(Stored data entries)

☆ ☆ ☆

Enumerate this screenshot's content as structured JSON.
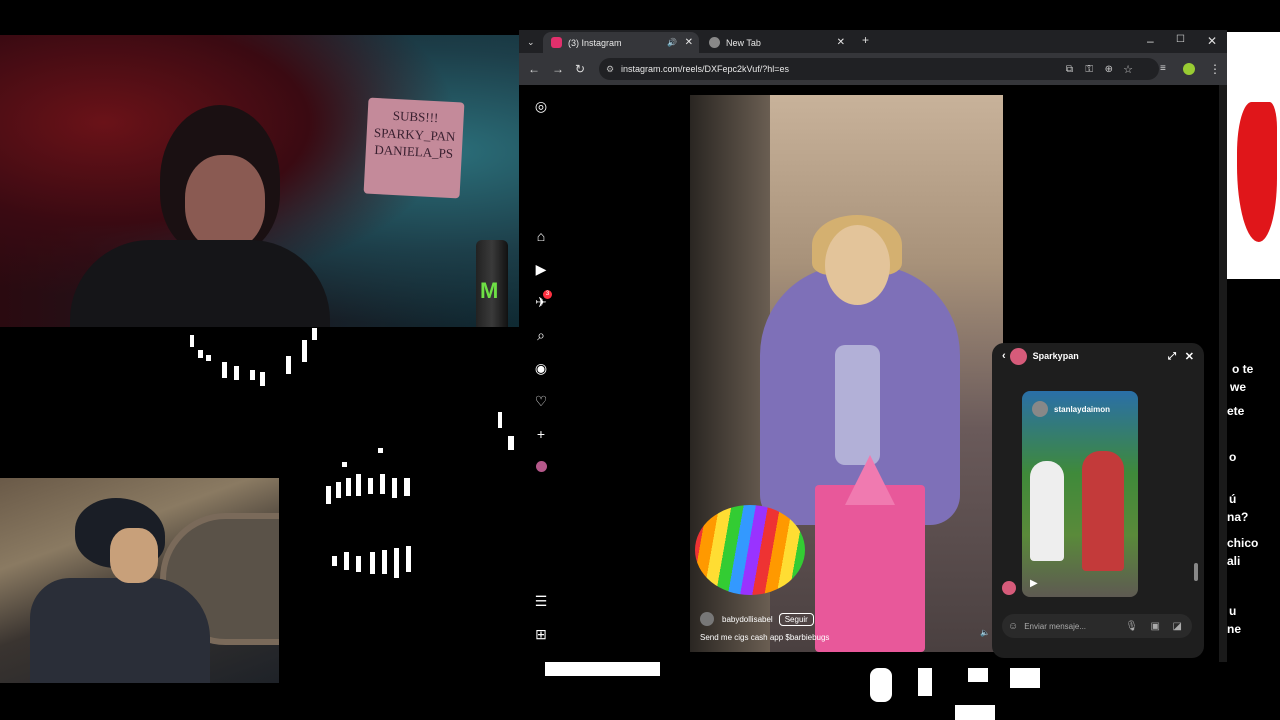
{
  "webcam": {
    "sign_lines": [
      "SUBS!!!",
      "SPARKY_PAN",
      "DANIELA_PS"
    ],
    "can_logo": "M"
  },
  "browser": {
    "tabs": [
      {
        "label": "(3) Instagram",
        "active": true,
        "icon_color": "#e1306c"
      },
      {
        "label": "New Tab",
        "active": false,
        "icon_color": "#888888"
      }
    ],
    "new_tab_label": "+",
    "url": "instagram.com/reels/DXFepc2kVuf/?hl=es"
  },
  "instagram": {
    "nav_badge": "3",
    "reel": {
      "username": "babydollisabel",
      "follow_label": "Seguir",
      "caption": "Send me cigs cash app $barbiebugs"
    },
    "chat": {
      "name": "Sparkypan",
      "shared_user": "stanlaydaimon",
      "input_placeholder": "Enviar mensaje..."
    }
  },
  "side_text": [
    "o te",
    "we",
    "ete",
    "o",
    "ú",
    "na?",
    "chico",
    "ali",
    "u",
    "ne"
  ]
}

☆ ☆ ☆

Write the entries above out in full, exactly, with no images.

Exercise output:
Enumerate this screenshot's content as structured JSON.
{
  "webcam": {
    "sign_lines": [
      "SUBS!!!",
      "SPARKY_PAN",
      "DANIELA_PS"
    ],
    "can_logo": "M"
  },
  "browser": {
    "tabs": [
      {
        "label": "(3) Instagram",
        "active": true,
        "icon_color": "#e1306c"
      },
      {
        "label": "New Tab",
        "active": false,
        "icon_color": "#888888"
      }
    ],
    "new_tab_label": "+",
    "url": "instagram.com/reels/DXFepc2kVuf/?hl=es"
  },
  "instagram": {
    "nav_badge": "3",
    "reel": {
      "username": "babydollisabel",
      "follow_label": "Seguir",
      "caption": "Send me cigs cash app $barbiebugs"
    },
    "chat": {
      "name": "Sparkypan",
      "shared_user": "stanlaydaimon",
      "input_placeholder": "Enviar mensaje..."
    }
  },
  "side_text": [
    "o te",
    "we",
    "ete",
    "o",
    "ú",
    "na?",
    "chico",
    "ali",
    "u",
    "ne"
  ]
}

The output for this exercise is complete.